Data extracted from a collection
-------------------------
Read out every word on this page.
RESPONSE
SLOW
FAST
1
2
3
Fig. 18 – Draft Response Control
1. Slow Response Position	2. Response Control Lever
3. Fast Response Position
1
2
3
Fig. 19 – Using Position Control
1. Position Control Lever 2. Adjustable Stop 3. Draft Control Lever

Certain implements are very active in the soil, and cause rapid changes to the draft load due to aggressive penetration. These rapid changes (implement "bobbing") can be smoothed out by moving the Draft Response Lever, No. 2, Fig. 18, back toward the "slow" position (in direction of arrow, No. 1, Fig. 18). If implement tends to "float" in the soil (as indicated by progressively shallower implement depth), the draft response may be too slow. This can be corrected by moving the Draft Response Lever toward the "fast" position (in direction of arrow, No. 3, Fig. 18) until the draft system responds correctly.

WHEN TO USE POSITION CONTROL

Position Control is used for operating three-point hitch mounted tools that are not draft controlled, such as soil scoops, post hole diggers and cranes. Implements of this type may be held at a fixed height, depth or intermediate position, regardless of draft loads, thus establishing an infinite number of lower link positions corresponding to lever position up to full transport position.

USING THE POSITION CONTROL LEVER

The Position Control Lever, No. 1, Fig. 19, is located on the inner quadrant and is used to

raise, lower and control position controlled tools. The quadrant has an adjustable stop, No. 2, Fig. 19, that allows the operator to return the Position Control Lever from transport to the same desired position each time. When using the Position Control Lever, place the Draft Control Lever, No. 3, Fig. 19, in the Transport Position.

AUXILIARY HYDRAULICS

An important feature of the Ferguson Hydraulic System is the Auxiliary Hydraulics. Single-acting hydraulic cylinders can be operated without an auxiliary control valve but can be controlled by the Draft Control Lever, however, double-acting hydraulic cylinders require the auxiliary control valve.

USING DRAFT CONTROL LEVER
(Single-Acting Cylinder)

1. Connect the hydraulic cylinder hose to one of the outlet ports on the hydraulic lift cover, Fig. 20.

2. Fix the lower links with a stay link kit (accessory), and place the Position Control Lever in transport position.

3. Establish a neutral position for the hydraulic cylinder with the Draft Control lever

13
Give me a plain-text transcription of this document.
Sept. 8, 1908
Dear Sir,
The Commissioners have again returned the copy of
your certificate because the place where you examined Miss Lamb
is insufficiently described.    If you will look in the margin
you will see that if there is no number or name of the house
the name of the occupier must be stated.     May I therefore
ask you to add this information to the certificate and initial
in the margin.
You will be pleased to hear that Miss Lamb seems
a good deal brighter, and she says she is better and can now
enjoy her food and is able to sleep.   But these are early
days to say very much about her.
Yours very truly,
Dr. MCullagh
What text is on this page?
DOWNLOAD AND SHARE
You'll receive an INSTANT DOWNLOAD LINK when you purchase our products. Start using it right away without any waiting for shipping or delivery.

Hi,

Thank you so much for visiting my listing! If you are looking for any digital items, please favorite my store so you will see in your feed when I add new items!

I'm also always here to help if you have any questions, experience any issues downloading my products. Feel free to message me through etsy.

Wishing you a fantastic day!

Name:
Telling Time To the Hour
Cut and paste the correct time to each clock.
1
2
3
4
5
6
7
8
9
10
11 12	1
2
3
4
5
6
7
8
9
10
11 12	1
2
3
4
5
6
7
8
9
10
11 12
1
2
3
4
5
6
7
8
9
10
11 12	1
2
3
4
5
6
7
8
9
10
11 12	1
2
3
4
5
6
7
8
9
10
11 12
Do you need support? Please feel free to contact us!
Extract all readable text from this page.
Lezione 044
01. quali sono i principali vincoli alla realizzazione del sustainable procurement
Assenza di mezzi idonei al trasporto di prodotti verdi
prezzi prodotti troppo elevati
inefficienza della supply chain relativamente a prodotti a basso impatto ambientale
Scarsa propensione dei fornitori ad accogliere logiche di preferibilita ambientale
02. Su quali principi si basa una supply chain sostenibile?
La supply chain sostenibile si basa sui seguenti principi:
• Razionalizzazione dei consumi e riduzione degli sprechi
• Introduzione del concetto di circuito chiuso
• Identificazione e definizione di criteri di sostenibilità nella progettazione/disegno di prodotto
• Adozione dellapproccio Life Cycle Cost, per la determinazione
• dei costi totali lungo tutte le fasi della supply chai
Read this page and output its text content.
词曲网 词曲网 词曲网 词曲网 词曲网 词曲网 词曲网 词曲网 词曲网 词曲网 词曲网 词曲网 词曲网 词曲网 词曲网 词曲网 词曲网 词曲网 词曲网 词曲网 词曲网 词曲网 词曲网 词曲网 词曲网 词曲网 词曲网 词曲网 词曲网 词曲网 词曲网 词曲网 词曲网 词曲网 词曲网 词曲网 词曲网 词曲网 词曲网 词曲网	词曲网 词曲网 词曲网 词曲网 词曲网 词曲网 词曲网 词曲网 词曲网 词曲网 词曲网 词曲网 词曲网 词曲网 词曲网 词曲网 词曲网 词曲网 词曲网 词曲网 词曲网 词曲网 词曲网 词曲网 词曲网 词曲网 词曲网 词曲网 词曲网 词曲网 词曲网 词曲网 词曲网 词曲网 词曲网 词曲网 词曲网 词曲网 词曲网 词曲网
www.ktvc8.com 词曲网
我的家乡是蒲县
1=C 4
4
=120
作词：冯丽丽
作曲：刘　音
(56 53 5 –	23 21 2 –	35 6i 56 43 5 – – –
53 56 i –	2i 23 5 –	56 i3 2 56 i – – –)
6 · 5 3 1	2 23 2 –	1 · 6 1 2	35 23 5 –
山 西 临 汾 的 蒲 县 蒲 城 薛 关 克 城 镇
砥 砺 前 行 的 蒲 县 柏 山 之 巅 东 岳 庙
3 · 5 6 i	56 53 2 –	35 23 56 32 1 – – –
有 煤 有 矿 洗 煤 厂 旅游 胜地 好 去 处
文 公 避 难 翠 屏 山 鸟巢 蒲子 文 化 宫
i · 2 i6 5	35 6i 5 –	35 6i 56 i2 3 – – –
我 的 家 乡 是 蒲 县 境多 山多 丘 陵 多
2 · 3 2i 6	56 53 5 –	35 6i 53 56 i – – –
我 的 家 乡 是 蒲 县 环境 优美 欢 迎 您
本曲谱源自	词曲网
-------------------------
▶ **Your goal**: Check each line of the records for "will" and copy the ones that contain it.

▶ **Written answer**:
is insufficiently described.    If you will look in the margin
you will see that if there is no number or name of the house
You will be pleased to hear that Miss Lamb seems
Thank you so much for visiting my listing! If you are looking for any digital items, please favorite my store so you will see in your feed when I add new items!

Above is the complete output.